Gather all lines in the entries that include the word "together".

........

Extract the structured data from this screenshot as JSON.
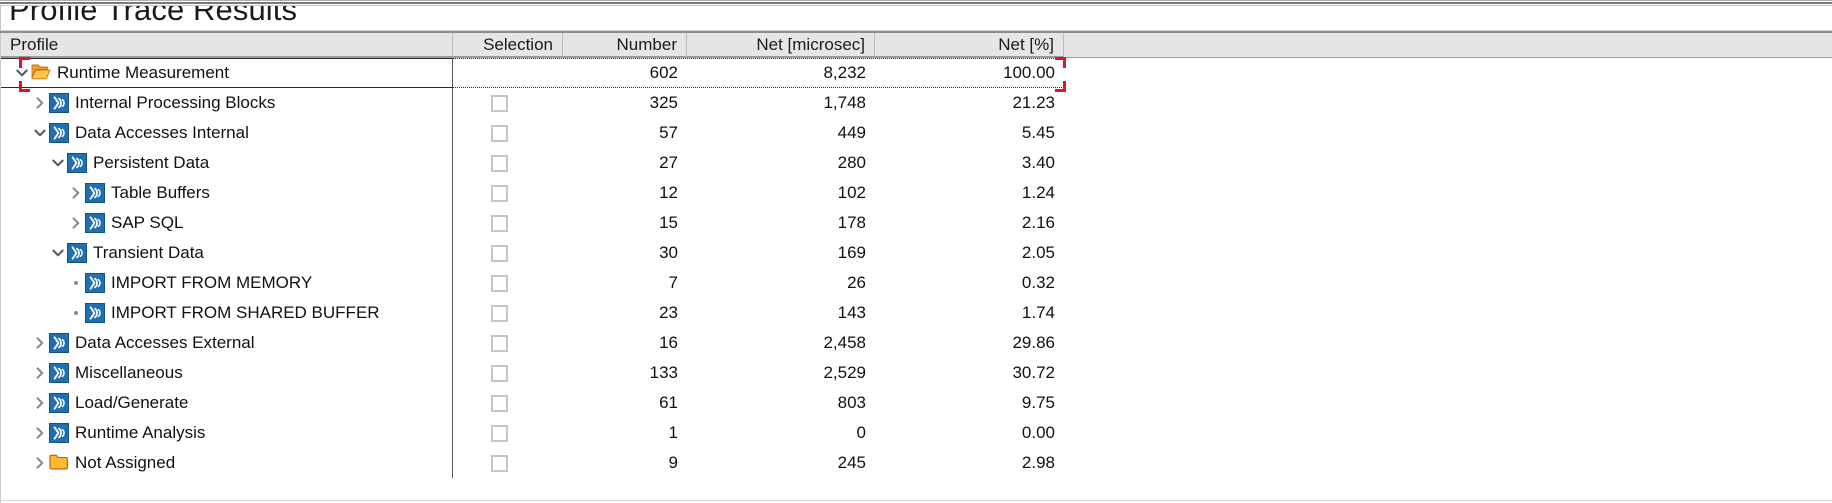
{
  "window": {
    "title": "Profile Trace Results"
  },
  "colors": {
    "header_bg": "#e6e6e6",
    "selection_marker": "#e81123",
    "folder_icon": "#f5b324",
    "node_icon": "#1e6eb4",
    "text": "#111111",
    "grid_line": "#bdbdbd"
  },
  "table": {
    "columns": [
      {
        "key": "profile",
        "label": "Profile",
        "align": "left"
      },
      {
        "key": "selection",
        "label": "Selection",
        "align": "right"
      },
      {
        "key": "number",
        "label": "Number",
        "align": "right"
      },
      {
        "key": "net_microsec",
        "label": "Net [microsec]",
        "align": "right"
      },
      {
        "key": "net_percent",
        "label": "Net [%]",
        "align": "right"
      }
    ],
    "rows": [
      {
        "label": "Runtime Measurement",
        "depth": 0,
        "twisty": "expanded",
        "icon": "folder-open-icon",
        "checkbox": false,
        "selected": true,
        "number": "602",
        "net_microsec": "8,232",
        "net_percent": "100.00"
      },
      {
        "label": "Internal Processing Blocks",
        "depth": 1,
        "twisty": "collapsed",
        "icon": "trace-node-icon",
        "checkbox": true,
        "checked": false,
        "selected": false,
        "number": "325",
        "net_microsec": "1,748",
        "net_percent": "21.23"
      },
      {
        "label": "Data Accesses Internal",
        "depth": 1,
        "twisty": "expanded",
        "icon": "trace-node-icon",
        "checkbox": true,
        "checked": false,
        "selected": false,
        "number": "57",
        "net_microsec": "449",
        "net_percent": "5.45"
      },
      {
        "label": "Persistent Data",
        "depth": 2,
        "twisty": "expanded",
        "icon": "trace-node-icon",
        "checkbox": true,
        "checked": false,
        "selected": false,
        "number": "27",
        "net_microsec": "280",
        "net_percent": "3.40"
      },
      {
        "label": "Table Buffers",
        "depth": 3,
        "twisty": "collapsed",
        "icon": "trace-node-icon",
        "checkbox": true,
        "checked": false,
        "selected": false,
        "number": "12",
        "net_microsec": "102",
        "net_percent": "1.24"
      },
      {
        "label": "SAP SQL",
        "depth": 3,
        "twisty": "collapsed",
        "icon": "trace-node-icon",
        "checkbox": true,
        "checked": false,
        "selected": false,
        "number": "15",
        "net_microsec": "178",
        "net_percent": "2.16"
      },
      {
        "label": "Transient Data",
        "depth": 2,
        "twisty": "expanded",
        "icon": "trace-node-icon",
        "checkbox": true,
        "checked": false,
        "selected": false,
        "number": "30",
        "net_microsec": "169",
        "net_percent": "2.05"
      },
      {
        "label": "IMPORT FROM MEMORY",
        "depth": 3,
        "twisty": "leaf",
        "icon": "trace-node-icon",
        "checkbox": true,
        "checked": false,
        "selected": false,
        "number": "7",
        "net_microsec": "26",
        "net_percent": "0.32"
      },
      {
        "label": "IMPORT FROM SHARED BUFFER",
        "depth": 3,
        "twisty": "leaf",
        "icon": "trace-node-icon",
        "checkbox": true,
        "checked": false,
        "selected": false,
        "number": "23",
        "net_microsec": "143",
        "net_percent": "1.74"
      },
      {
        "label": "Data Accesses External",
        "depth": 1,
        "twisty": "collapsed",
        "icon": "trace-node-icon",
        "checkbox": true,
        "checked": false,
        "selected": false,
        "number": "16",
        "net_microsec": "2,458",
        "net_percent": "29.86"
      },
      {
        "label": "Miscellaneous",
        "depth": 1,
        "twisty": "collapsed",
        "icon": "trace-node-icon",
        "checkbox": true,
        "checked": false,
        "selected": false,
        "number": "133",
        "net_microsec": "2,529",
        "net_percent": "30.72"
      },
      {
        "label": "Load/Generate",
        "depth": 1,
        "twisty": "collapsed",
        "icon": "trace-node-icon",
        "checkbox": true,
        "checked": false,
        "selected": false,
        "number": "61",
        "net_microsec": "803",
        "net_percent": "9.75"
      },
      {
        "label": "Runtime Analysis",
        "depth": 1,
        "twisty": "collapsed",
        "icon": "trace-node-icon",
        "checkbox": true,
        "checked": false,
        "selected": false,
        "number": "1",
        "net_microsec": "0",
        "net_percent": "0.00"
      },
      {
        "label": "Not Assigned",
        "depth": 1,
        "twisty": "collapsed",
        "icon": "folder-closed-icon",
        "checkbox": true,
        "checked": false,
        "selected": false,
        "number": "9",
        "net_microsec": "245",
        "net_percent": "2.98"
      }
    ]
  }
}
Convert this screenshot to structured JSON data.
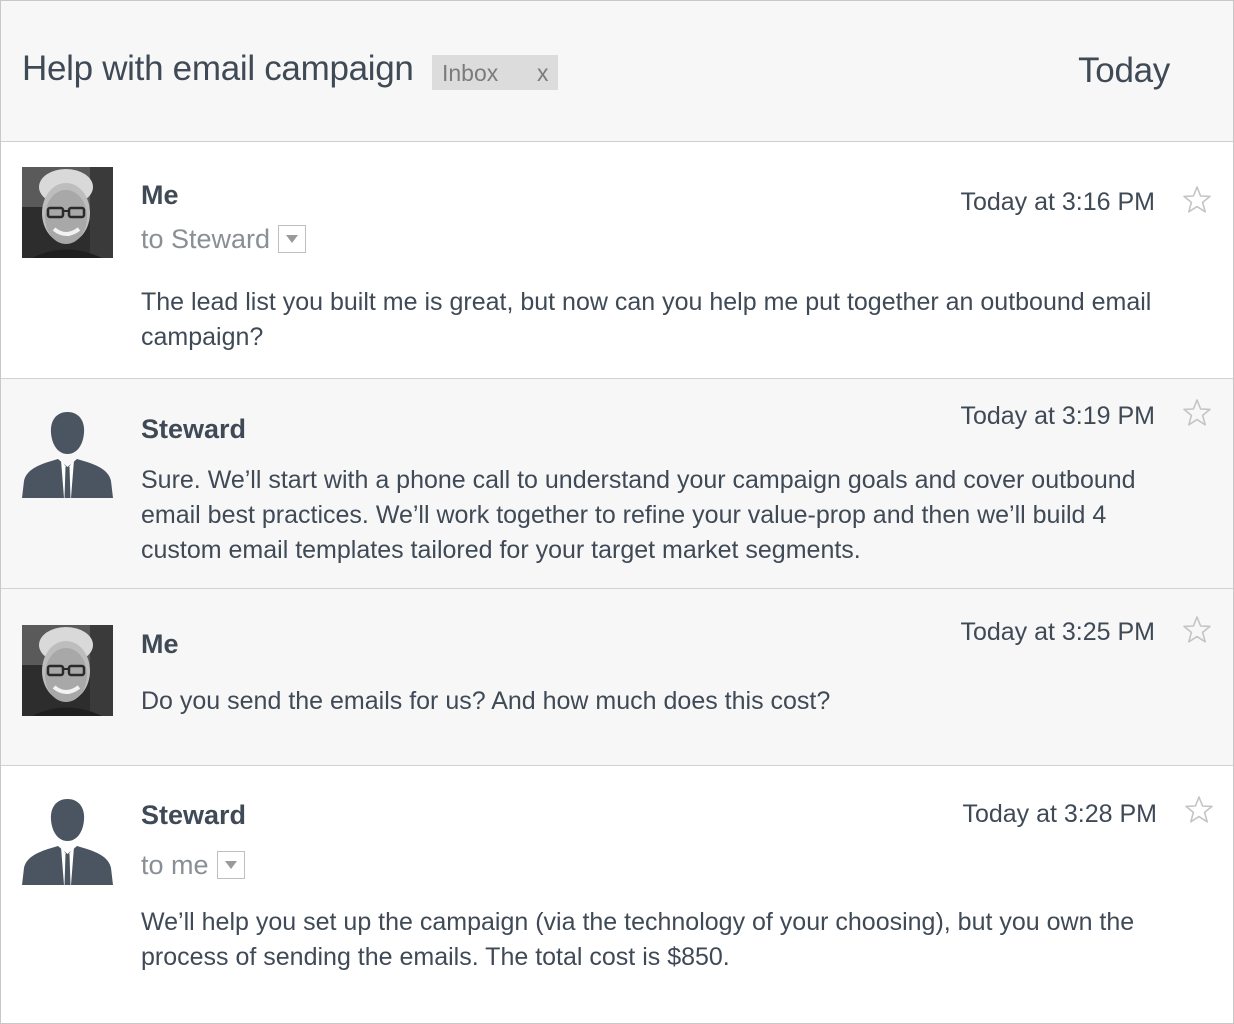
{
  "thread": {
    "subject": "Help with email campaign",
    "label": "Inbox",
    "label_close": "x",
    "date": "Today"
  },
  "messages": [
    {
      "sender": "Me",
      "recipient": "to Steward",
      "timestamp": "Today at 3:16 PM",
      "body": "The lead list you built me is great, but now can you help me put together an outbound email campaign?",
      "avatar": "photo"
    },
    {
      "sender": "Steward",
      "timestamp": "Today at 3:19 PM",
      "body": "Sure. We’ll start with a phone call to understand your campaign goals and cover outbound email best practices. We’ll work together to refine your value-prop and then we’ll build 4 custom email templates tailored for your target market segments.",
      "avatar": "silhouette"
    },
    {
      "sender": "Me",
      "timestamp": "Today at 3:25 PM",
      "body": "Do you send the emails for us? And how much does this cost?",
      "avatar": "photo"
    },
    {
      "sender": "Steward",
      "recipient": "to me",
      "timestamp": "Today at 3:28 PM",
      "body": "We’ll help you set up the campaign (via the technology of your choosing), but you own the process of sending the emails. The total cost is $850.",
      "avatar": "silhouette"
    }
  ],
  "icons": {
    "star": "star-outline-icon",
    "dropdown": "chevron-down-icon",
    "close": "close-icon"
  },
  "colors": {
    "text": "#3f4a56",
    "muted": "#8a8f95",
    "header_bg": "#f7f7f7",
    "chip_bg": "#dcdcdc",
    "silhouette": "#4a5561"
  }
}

........

● Task answer:
      "body": "The lead list you built me is great, but now can you help me put together an outbound email campaign?",
      "body": "Sure. We’ll start with a phone call to understand your campaign goals and cover outbound email best practices. We’ll work together to refine your value-prop and then we’ll build 4 custom email templates tailored for your target market segments.",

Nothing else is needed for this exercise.